#### Problem statement
Select every line below containing the word "Торговый".

^^^^^^^^

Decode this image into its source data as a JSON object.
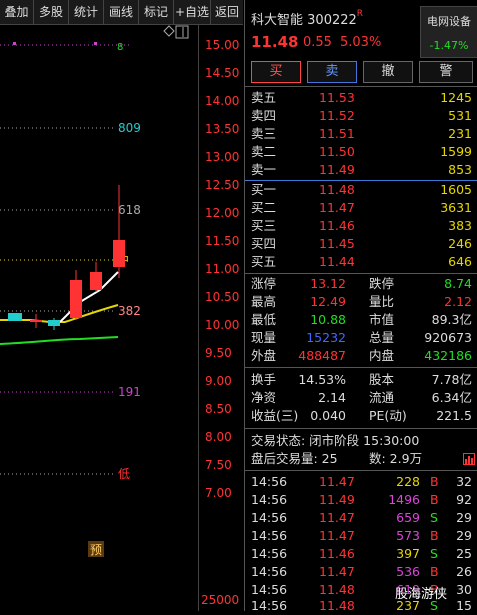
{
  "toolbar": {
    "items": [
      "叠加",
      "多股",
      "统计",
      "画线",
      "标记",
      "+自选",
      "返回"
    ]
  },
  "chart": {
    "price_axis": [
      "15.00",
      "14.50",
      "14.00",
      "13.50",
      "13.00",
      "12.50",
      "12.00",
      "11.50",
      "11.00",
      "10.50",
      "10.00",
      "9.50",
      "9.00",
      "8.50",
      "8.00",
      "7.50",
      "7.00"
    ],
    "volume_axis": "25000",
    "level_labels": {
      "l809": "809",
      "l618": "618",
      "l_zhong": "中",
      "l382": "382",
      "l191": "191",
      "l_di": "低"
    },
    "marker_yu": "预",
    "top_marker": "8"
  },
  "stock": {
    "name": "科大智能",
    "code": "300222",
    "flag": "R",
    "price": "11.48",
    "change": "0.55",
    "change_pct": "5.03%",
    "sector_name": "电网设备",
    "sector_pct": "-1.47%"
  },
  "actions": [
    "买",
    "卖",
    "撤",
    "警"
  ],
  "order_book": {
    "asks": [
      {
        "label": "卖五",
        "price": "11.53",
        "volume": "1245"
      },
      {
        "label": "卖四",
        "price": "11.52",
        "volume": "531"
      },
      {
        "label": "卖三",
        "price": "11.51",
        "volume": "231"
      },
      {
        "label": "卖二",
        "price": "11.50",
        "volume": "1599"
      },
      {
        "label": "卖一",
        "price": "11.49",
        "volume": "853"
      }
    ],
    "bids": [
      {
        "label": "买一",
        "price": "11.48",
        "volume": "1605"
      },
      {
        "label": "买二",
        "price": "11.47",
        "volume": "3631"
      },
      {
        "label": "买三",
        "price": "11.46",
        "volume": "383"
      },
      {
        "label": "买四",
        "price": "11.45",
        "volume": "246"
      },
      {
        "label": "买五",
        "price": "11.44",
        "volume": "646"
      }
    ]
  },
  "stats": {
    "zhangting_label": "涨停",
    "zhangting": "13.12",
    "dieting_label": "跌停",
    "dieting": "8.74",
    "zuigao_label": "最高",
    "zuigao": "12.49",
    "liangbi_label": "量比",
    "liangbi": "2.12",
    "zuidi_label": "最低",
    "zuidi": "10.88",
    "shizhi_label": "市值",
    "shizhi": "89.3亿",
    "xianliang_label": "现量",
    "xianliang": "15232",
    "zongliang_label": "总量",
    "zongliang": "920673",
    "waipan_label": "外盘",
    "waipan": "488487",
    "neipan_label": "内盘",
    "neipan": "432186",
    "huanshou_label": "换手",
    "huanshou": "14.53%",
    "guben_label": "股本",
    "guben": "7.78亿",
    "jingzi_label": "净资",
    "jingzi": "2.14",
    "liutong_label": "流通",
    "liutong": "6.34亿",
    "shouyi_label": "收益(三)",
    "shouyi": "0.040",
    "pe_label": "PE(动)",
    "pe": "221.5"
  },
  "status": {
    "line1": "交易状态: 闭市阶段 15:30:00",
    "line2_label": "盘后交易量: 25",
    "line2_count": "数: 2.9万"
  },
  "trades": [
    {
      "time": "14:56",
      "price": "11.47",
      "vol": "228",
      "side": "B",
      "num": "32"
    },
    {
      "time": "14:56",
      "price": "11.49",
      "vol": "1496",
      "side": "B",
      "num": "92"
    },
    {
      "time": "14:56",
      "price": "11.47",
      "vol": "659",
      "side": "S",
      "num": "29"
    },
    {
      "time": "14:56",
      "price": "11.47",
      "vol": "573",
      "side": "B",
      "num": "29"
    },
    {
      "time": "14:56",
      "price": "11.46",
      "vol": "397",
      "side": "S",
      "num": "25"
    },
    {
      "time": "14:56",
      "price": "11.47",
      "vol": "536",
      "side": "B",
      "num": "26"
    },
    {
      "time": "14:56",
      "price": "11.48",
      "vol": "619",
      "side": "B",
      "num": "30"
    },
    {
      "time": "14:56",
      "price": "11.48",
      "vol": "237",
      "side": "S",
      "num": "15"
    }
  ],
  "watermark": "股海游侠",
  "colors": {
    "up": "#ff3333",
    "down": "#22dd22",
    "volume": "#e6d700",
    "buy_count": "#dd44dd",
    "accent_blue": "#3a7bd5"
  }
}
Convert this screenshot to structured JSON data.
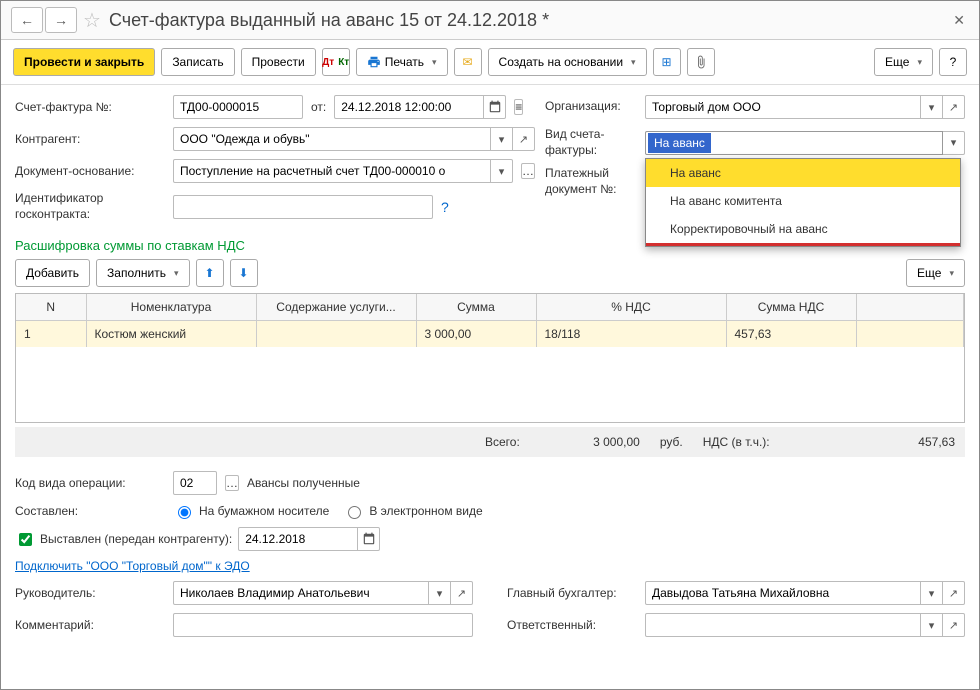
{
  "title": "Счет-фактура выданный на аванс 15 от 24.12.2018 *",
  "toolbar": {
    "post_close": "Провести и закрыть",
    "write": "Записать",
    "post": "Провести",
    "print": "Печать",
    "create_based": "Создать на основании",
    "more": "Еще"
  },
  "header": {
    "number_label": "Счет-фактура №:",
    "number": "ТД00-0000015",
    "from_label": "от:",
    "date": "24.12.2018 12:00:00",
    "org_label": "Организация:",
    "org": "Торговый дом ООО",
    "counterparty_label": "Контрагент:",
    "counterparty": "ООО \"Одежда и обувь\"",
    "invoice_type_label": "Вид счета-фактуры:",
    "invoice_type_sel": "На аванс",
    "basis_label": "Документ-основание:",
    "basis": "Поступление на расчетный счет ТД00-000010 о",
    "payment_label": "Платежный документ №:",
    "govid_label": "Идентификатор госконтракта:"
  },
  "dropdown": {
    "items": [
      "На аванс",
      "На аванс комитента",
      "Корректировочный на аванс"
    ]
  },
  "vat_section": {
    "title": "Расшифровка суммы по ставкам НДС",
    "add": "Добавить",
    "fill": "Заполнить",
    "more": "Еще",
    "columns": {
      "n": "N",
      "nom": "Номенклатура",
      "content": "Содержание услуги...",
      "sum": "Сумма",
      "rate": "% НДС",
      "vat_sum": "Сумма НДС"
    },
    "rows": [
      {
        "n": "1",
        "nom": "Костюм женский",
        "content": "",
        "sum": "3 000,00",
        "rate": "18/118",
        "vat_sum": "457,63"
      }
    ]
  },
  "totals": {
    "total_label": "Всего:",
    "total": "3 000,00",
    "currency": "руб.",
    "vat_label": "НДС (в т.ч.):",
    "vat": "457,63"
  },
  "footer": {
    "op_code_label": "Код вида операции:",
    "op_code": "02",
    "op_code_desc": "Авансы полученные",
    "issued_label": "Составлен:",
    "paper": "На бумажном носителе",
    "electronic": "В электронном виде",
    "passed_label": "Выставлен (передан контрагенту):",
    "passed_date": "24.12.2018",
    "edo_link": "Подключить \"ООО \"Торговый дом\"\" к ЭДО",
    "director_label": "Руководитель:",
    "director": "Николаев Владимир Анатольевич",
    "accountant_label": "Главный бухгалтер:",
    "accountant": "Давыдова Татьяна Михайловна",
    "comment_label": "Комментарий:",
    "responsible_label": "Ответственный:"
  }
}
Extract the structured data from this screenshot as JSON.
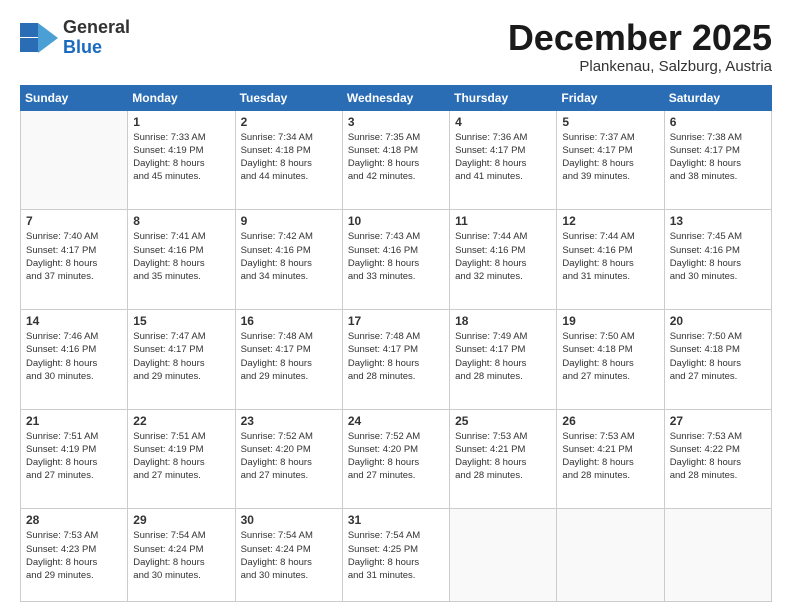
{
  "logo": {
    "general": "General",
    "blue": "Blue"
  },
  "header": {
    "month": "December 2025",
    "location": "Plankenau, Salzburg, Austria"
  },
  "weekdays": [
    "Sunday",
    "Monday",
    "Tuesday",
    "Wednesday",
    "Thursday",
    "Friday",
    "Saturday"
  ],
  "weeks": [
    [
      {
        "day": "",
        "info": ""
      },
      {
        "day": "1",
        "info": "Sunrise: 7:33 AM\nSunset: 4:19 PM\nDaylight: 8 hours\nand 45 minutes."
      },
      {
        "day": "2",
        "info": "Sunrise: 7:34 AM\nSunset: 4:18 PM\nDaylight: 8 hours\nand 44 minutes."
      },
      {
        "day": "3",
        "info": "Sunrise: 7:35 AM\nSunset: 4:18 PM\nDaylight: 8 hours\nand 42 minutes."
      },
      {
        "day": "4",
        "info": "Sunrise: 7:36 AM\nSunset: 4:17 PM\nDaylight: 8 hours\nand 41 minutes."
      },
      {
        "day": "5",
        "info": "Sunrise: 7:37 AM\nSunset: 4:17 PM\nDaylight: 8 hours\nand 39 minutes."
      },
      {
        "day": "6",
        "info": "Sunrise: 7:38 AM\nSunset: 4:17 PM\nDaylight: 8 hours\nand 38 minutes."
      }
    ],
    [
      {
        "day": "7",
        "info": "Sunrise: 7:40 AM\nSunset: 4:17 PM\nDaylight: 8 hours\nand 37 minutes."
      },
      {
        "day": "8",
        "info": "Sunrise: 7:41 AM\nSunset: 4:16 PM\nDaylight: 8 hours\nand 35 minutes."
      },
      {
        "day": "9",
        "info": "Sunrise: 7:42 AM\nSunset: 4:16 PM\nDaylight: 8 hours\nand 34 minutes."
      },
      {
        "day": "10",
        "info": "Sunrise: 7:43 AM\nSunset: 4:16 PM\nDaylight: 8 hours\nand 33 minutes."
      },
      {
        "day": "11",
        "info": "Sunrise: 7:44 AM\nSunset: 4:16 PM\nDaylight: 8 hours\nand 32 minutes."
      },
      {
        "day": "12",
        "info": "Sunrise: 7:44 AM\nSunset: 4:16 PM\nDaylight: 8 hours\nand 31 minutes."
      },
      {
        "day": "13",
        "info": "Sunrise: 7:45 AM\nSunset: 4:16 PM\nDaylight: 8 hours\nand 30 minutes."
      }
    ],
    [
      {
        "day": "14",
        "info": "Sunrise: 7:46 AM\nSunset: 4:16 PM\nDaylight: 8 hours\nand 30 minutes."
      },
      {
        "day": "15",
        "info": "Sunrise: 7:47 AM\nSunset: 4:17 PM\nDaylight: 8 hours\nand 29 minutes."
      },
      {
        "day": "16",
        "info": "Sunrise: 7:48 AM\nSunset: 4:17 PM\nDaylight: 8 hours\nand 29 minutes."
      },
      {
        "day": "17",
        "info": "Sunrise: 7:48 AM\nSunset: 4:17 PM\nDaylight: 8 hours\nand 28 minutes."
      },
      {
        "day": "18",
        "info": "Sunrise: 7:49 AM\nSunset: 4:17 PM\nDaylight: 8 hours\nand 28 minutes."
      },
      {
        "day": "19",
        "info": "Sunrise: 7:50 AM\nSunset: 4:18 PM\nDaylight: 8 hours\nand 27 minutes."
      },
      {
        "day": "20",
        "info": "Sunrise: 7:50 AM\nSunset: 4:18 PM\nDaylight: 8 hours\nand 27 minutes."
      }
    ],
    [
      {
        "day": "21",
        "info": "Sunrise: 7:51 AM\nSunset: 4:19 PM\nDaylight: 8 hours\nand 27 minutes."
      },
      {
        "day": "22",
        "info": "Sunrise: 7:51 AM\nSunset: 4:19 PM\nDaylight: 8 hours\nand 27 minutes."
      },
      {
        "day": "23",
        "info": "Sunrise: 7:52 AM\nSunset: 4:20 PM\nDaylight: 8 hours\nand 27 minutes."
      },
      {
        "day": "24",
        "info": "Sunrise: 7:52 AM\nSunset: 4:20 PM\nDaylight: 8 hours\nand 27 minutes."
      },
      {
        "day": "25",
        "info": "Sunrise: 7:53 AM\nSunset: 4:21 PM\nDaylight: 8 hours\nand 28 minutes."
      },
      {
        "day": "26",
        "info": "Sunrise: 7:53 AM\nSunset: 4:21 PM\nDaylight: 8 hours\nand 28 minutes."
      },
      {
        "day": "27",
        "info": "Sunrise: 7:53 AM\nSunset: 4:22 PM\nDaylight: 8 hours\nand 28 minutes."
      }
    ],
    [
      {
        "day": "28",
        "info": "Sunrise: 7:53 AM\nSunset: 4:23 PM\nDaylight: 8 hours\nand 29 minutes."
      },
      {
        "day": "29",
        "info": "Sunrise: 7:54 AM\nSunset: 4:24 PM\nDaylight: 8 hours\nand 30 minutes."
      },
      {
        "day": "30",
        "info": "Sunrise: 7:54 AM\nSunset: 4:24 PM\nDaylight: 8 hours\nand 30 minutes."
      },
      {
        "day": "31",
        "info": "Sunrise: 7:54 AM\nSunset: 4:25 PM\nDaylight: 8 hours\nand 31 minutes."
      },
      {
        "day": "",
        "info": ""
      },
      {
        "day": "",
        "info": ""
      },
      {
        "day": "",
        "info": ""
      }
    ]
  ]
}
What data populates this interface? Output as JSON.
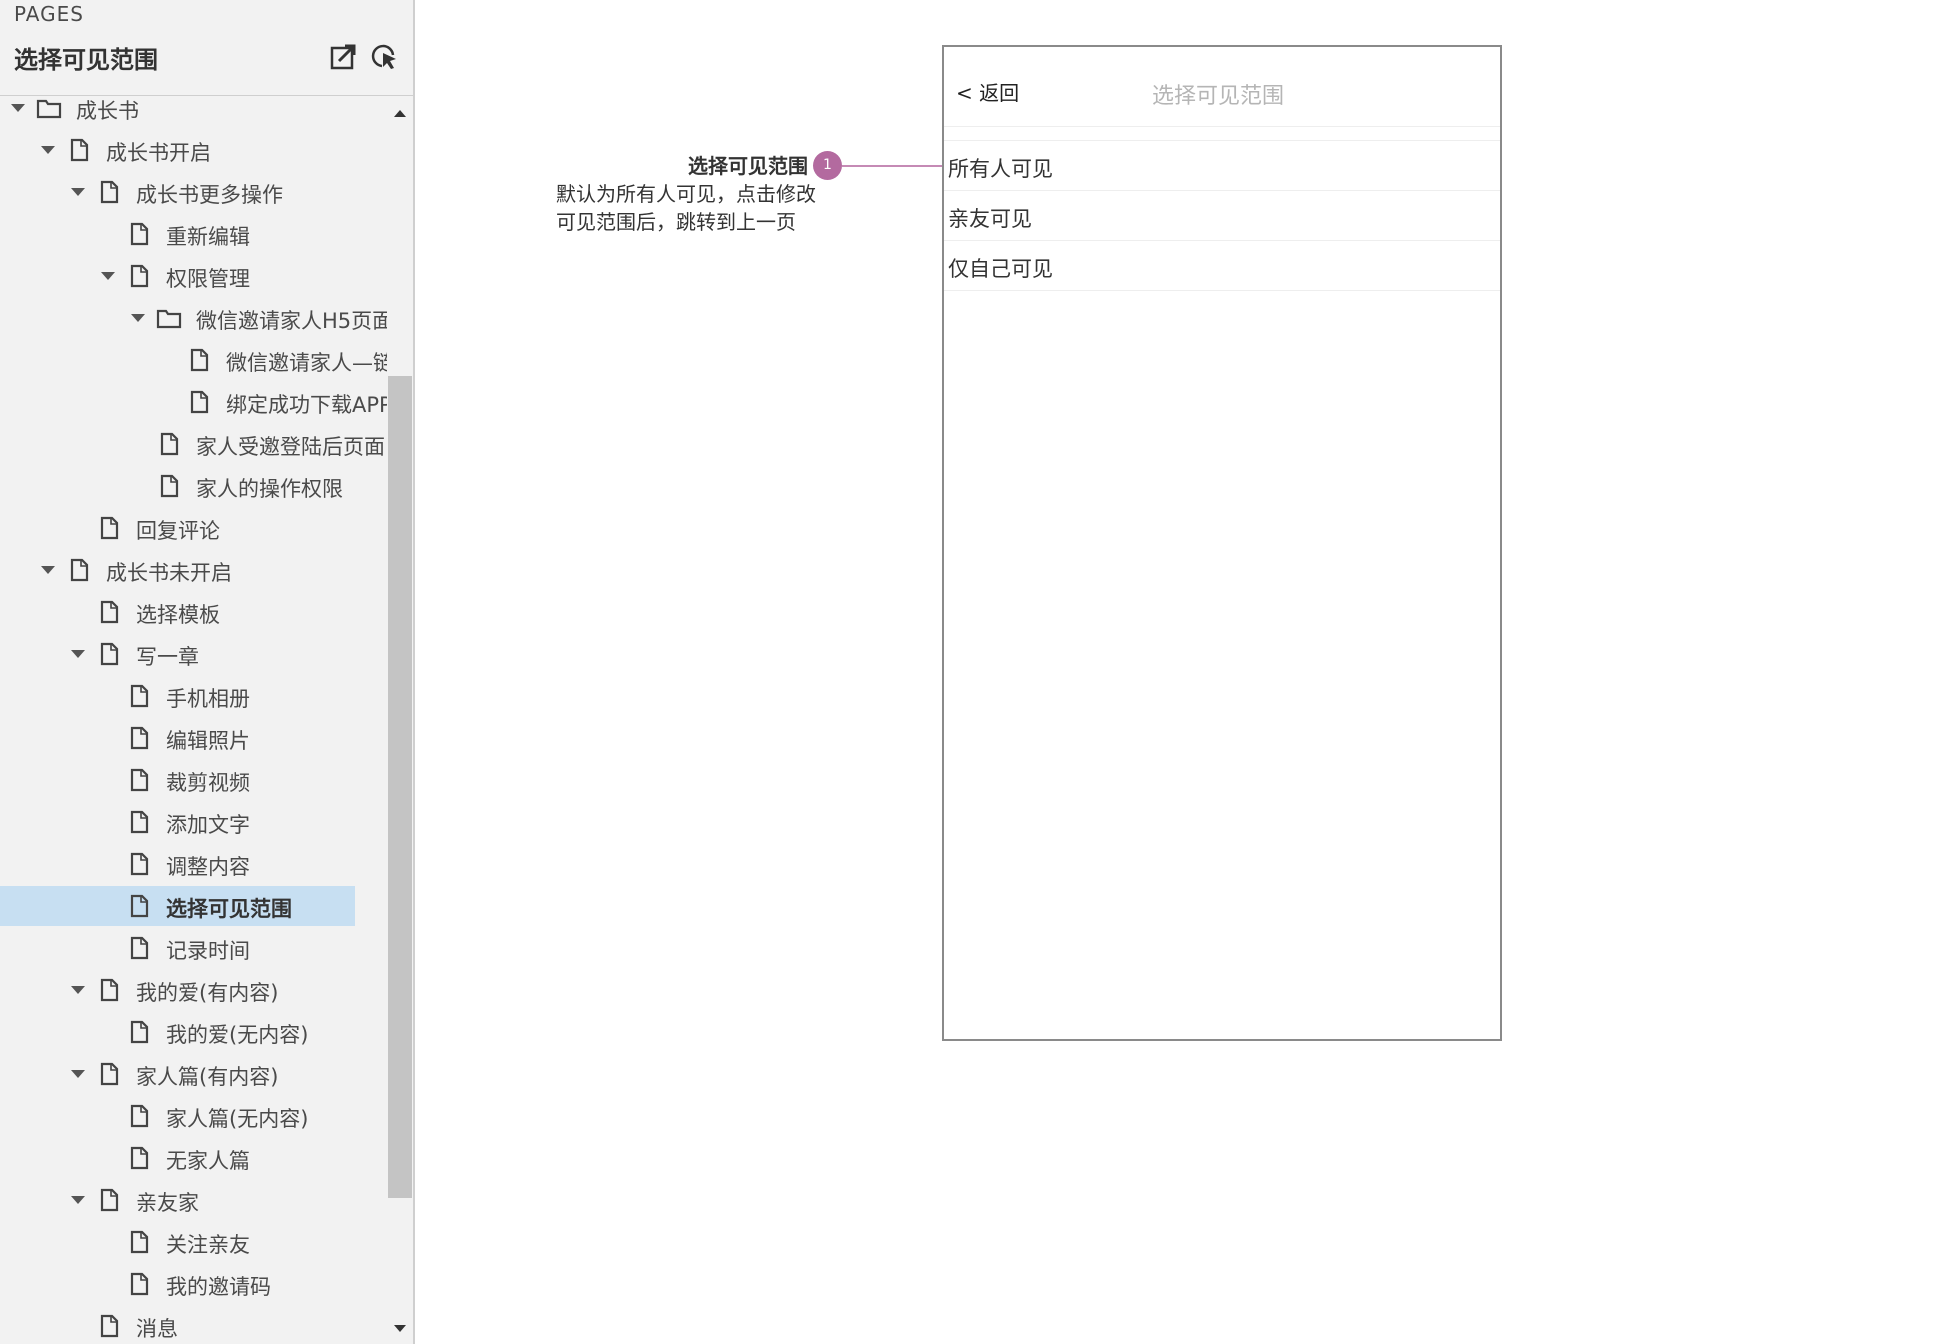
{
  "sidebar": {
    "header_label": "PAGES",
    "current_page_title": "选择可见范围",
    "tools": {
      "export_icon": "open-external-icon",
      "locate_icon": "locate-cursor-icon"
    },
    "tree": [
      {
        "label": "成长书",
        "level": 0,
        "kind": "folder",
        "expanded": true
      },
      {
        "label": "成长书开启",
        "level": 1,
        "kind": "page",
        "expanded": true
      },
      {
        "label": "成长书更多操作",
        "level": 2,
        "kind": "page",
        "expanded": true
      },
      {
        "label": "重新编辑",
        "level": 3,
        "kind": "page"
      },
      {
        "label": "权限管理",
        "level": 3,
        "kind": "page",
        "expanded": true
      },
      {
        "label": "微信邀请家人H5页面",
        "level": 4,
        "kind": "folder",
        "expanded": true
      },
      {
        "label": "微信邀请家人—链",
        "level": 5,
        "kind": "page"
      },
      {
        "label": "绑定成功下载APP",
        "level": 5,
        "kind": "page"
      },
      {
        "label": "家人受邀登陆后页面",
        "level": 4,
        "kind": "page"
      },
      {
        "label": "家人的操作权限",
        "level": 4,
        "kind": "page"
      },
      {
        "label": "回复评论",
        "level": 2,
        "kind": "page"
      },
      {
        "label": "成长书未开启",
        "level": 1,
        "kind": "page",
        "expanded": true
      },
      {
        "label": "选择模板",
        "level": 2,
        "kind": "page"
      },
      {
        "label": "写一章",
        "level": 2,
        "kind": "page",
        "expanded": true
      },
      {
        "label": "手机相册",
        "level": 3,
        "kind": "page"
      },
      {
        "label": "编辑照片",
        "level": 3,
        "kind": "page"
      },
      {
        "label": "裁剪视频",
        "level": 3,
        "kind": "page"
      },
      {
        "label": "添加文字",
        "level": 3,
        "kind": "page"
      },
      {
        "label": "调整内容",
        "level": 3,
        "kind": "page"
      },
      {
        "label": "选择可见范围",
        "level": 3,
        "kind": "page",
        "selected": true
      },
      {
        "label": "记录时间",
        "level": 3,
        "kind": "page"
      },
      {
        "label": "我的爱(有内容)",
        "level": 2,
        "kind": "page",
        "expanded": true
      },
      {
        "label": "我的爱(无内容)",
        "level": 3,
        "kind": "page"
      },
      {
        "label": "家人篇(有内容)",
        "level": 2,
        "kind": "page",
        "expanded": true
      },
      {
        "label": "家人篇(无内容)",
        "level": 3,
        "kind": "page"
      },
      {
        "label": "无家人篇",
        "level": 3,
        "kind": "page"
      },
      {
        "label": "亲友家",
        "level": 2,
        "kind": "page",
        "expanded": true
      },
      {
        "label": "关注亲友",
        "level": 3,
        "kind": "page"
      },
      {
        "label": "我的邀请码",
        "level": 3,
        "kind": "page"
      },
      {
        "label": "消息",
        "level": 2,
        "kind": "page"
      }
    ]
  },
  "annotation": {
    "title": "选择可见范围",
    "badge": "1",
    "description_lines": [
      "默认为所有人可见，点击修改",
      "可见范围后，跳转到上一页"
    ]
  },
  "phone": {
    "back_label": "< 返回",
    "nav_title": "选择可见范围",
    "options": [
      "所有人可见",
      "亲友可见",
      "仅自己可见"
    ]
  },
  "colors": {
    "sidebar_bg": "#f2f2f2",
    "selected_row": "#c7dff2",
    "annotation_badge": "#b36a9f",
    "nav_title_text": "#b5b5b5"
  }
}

^^^^^^^^

#### Solution to the exercise
    "org": "Торговый дом ООО",
    "edo_link": "Подключить \"ООО \"Торговый дом\"\" к ЭДО",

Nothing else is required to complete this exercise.